Required task: Lines before the one containing "Give me a plain-text" are excluded; print that line and every line after it through the end of the material below, exactly.

Record list:

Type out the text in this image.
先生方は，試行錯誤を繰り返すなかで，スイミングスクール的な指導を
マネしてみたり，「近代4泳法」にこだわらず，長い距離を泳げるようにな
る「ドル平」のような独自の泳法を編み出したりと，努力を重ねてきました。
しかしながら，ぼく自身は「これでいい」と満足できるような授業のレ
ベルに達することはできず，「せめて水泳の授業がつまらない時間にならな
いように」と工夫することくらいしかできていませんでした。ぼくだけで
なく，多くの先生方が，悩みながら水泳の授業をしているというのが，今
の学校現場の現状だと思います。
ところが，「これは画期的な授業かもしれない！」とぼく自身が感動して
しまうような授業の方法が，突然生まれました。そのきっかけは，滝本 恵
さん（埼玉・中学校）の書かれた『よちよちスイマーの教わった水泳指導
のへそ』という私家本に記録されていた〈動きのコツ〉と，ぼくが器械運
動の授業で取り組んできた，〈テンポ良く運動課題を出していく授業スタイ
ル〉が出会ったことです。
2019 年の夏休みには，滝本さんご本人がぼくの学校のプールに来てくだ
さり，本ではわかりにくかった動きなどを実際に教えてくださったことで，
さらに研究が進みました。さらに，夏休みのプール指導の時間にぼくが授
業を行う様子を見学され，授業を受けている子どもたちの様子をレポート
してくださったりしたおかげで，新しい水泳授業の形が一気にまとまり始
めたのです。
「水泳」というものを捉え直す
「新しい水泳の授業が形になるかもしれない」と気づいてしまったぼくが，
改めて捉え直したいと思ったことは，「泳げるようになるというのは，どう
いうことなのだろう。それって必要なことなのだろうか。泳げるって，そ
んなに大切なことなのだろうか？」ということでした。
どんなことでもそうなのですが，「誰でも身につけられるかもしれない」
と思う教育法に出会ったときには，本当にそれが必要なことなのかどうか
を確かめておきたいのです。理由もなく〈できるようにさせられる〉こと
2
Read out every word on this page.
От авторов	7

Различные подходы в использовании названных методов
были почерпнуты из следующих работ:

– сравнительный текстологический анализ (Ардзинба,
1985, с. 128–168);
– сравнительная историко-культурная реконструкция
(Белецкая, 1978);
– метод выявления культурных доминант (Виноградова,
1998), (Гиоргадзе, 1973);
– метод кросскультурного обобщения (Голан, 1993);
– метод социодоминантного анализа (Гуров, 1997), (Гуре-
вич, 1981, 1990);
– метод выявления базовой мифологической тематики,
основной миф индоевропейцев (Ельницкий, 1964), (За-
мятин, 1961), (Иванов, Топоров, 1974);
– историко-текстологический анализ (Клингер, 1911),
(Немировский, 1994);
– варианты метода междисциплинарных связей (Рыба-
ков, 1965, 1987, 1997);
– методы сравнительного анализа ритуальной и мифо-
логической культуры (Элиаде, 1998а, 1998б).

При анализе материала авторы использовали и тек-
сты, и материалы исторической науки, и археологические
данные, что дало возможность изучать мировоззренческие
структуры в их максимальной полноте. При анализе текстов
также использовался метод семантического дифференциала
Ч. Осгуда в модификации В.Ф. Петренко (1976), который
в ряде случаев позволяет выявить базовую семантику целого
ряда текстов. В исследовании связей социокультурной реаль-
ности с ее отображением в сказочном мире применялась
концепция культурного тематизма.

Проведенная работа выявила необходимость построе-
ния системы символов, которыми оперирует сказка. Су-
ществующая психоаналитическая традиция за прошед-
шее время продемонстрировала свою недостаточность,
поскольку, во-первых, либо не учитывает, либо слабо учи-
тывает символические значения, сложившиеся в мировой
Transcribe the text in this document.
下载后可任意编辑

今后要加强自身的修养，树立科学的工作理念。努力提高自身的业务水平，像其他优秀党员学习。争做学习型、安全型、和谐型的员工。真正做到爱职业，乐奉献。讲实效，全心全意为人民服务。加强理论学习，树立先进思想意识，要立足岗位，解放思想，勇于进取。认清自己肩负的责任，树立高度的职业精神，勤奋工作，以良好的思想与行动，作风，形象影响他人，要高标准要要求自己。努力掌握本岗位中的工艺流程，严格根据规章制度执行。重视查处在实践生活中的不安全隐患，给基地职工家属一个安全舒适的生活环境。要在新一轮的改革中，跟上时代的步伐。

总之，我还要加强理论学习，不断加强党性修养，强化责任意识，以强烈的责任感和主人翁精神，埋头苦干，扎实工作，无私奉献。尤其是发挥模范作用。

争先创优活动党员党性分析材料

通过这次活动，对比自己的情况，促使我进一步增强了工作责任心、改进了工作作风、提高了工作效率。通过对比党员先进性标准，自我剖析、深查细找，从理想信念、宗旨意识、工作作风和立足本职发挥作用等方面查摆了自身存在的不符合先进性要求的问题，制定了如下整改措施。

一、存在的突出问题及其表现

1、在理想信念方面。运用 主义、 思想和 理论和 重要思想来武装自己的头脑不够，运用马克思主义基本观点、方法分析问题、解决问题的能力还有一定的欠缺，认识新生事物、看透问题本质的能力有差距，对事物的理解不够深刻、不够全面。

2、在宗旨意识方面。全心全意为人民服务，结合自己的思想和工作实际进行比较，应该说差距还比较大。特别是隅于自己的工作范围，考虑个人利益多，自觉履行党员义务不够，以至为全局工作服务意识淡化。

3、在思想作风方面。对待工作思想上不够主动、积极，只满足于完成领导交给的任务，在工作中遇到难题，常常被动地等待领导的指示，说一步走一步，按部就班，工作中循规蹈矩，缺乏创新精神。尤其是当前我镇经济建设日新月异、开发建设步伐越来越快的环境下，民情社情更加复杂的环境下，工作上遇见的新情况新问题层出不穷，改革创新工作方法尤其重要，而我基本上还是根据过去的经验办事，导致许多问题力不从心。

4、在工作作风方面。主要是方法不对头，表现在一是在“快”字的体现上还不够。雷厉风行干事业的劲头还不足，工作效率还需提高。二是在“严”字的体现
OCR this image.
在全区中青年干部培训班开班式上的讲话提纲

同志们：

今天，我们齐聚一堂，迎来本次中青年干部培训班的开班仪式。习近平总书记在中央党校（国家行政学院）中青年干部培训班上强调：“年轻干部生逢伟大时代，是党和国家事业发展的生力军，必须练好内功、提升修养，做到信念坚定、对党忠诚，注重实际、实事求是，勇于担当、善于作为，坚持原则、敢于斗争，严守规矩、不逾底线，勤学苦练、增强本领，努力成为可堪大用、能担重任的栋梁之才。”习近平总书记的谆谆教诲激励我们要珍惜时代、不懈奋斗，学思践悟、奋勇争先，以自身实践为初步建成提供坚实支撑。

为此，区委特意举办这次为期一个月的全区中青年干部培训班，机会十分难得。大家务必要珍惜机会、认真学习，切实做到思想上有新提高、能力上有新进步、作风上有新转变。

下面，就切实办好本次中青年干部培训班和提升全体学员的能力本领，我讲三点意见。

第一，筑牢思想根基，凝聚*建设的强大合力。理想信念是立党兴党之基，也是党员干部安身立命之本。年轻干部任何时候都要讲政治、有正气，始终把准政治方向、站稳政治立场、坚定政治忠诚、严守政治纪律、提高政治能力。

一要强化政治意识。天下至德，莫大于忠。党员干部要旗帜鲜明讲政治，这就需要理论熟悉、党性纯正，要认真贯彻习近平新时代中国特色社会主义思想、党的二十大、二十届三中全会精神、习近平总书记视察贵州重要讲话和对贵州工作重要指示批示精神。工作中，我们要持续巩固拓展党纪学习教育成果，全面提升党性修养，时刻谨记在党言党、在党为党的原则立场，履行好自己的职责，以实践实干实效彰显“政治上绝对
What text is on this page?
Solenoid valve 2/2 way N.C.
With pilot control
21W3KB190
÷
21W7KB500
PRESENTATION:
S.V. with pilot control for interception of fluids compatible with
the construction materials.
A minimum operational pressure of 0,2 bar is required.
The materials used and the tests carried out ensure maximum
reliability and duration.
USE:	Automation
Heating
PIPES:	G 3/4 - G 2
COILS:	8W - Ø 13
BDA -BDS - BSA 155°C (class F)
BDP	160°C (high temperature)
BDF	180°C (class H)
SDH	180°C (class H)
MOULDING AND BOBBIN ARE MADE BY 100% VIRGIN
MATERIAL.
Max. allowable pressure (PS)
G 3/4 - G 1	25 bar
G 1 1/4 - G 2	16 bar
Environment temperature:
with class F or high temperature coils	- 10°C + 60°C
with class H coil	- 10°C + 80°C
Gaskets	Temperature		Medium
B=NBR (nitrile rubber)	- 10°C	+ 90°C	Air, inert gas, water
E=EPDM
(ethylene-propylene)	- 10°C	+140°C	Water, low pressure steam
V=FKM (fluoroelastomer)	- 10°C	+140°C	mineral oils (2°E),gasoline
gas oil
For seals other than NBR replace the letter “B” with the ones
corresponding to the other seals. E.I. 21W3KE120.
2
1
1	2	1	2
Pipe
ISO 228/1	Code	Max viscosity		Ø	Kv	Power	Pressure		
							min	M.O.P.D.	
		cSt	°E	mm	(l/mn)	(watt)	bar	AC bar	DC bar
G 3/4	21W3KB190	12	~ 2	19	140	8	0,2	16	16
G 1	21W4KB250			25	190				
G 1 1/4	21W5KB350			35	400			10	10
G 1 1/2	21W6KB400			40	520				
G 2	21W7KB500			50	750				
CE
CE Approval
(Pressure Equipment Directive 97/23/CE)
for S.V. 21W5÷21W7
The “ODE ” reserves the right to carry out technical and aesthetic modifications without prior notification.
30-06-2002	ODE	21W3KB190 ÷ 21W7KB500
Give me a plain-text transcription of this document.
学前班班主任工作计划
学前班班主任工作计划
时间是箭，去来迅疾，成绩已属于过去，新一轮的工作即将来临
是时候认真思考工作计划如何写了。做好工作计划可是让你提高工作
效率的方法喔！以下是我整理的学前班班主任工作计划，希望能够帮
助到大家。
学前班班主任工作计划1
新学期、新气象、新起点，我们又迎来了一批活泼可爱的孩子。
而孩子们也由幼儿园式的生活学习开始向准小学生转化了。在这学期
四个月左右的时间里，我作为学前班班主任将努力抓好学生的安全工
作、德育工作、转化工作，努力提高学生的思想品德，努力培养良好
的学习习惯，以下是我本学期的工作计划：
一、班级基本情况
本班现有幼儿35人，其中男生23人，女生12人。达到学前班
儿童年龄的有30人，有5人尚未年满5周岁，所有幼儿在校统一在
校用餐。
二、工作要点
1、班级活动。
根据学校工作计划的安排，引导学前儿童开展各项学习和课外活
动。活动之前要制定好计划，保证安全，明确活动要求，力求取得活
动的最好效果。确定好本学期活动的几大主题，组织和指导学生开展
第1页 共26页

Task solution:
Give me a plain-text transcription of this document.
学前班班主任工作计划
学前班班主任工作计划
时间是箭，去来迅疾，成绩已属于过去，新一轮的工作即将来临
是时候认真思考工作计划如何写了。做好工作计划可是让你提高工作
效率的方法喔！以下是我整理的学前班班主任工作计划，希望能够帮
助到大家。
学前班班主任工作计划1
新学期、新气象、新起点，我们又迎来了一批活泼可爱的孩子。
而孩子们也由幼儿园式的生活学习开始向准小学生转化了。在这学期
四个月左右的时间里，我作为学前班班主任将努力抓好学生的安全工
作、德育工作、转化工作，努力提高学生的思想品德，努力培养良好
的学习习惯，以下是我本学期的工作计划：
一、班级基本情况
本班现有幼儿35人，其中男生23人，女生12人。达到学前班
儿童年龄的有30人，有5人尚未年满5周岁，所有幼儿在校统一在
校用餐。
二、工作要点
1、班级活动。
根据学校工作计划的安排，引导学前儿童开展各项学习和课外活
动。活动之前要制定好计划，保证安全，明确活动要求，力求取得活
动的最好效果。确定好本学期活动的几大主题，组织和指导学生开展
第1页 共26页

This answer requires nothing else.